*Challenge:* Leave out the images and repeat the listing below without a single change.

Extracted data entries

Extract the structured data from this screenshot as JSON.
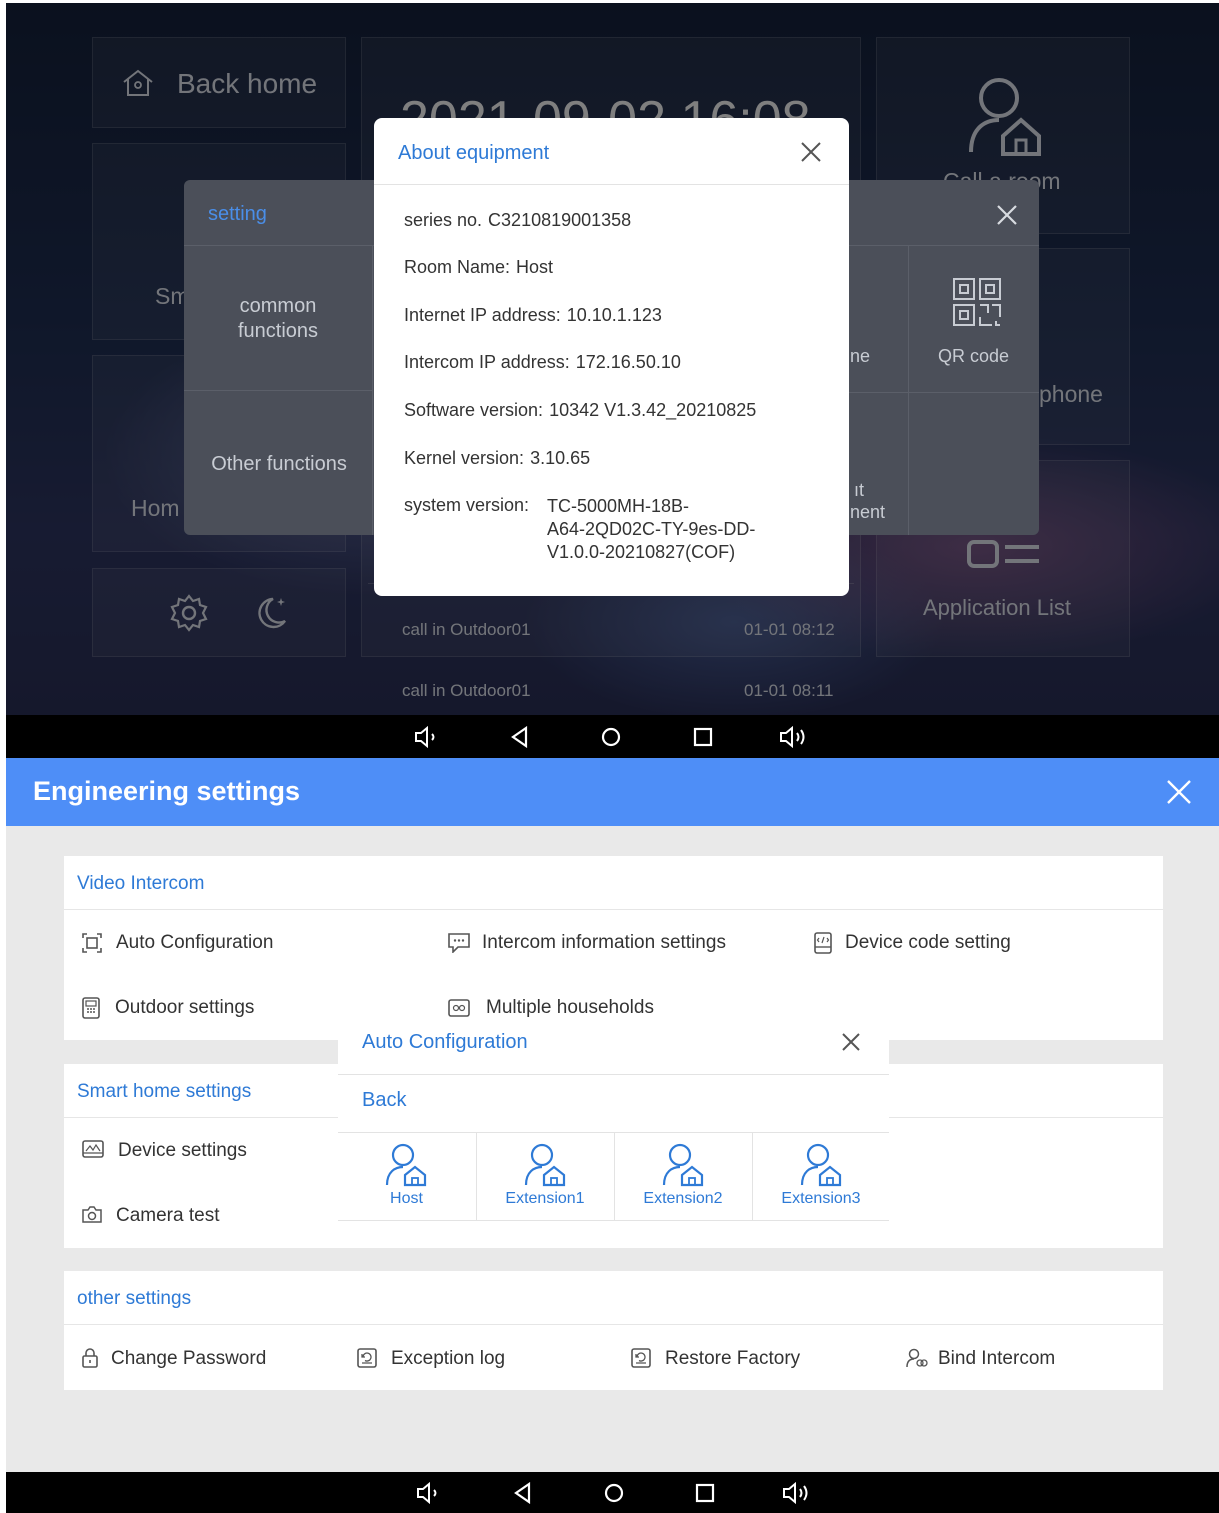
{
  "top_screen": {
    "home_tiles": {
      "back_home": "Back home",
      "datetime": "2021-09-02 16:08",
      "call_room": "Call a room",
      "smart_partial": "Sm",
      "home_partial": "Hom",
      "phone_partial": "phone",
      "app_list": "Application List",
      "call_log": [
        {
          "label": "call in Outdoor01",
          "time": "01-01 08:12"
        },
        {
          "label": "call in Outdoor01",
          "time": "01-01 08:11"
        }
      ]
    },
    "setting_panel": {
      "title": "setting",
      "menu": [
        "common functions",
        "Other functions"
      ],
      "grid": {
        "phone_partial": "ne",
        "qr_code": "QR code",
        "other_partial_1": "ıt",
        "other_partial_2": "nent"
      }
    },
    "about_modal": {
      "title": "About equipment",
      "rows": [
        {
          "label": "series no.",
          "value": "C3210819001358"
        },
        {
          "label": "Room Name:",
          "value": "Host"
        },
        {
          "label": "Internet IP address:",
          "value": "10.10.1.123"
        },
        {
          "label": "Intercom IP address:",
          "value": "172.16.50.10"
        },
        {
          "label": "Software version:",
          "value": "10342 V1.3.42_20210825"
        },
        {
          "label": "Kernel version:",
          "value": "3.10.65"
        }
      ],
      "system_label": "system version:",
      "system_value_lines": [
        "TC-5000MH-18B-",
        "A64-2QD02C-TY-9es-DD-",
        "V1.0.0-20210827(COF)"
      ]
    }
  },
  "bottom_screen": {
    "title": "Engineering settings",
    "sections": {
      "video_intercom": {
        "title": "Video Intercom",
        "items": [
          "Auto Configuration",
          "Intercom information settings",
          "Device code setting",
          "Outdoor settings",
          "Multiple households"
        ]
      },
      "smart_home": {
        "title": "Smart home settings",
        "items": [
          "Device settings",
          "Camera test"
        ]
      },
      "other": {
        "title": "other settings",
        "items": [
          "Change Password",
          "Exception log",
          "Restore Factory",
          "Bind Intercom"
        ]
      }
    },
    "auto_config_dialog": {
      "title": "Auto Configuration",
      "back": "Back",
      "options": [
        "Host",
        "Extension1",
        "Extension2",
        "Extension3"
      ]
    }
  },
  "nav_icons": [
    "volume-down-icon",
    "back-icon",
    "home-icon",
    "recents-icon",
    "volume-up-icon"
  ],
  "colors": {
    "accent": "#2e7ad6",
    "header": "#4e8ef7"
  }
}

*The reply:*
Extract the structured data from this screenshot as JSON.
{
  "top_screen": {
    "home_tiles": {
      "back_home": "Back home",
      "datetime": "2021-09-02 16:08",
      "call_room": "Call a room",
      "smart_partial": "Sm",
      "home_partial": "Hom",
      "phone_partial": "phone",
      "app_list": "Application List",
      "call_log": [
        {
          "label": "call in Outdoor01",
          "time": "01-01 08:12"
        },
        {
          "label": "call in Outdoor01",
          "time": "01-01 08:11"
        }
      ]
    },
    "setting_panel": {
      "title": "setting",
      "menu": [
        "common functions",
        "Other functions"
      ],
      "grid": {
        "phone_partial": "ne",
        "qr_code": "QR code",
        "other_partial_1": "ıt",
        "other_partial_2": "nent"
      }
    },
    "about_modal": {
      "title": "About equipment",
      "rows": [
        {
          "label": "series no.",
          "value": "C3210819001358"
        },
        {
          "label": "Room Name:",
          "value": "Host"
        },
        {
          "label": "Internet IP address:",
          "value": "10.10.1.123"
        },
        {
          "label": "Intercom IP address:",
          "value": "172.16.50.10"
        },
        {
          "label": "Software version:",
          "value": "10342 V1.3.42_20210825"
        },
        {
          "label": "Kernel version:",
          "value": "3.10.65"
        }
      ],
      "system_label": "system version:",
      "system_value_lines": [
        "TC-5000MH-18B-",
        "A64-2QD02C-TY-9es-DD-",
        "V1.0.0-20210827(COF)"
      ]
    }
  },
  "bottom_screen": {
    "title": "Engineering settings",
    "sections": {
      "video_intercom": {
        "title": "Video Intercom",
        "items": [
          "Auto Configuration",
          "Intercom information settings",
          "Device code setting",
          "Outdoor settings",
          "Multiple households"
        ]
      },
      "smart_home": {
        "title": "Smart home settings",
        "items": [
          "Device settings",
          "Camera test"
        ]
      },
      "other": {
        "title": "other settings",
        "items": [
          "Change Password",
          "Exception log",
          "Restore Factory",
          "Bind Intercom"
        ]
      }
    },
    "auto_config_dialog": {
      "title": "Auto Configuration",
      "back": "Back",
      "options": [
        "Host",
        "Extension1",
        "Extension2",
        "Extension3"
      ]
    }
  },
  "nav_icons": [
    "volume-down-icon",
    "back-icon",
    "home-icon",
    "recents-icon",
    "volume-up-icon"
  ],
  "colors": {
    "accent": "#2e7ad6",
    "header": "#4e8ef7"
  }
}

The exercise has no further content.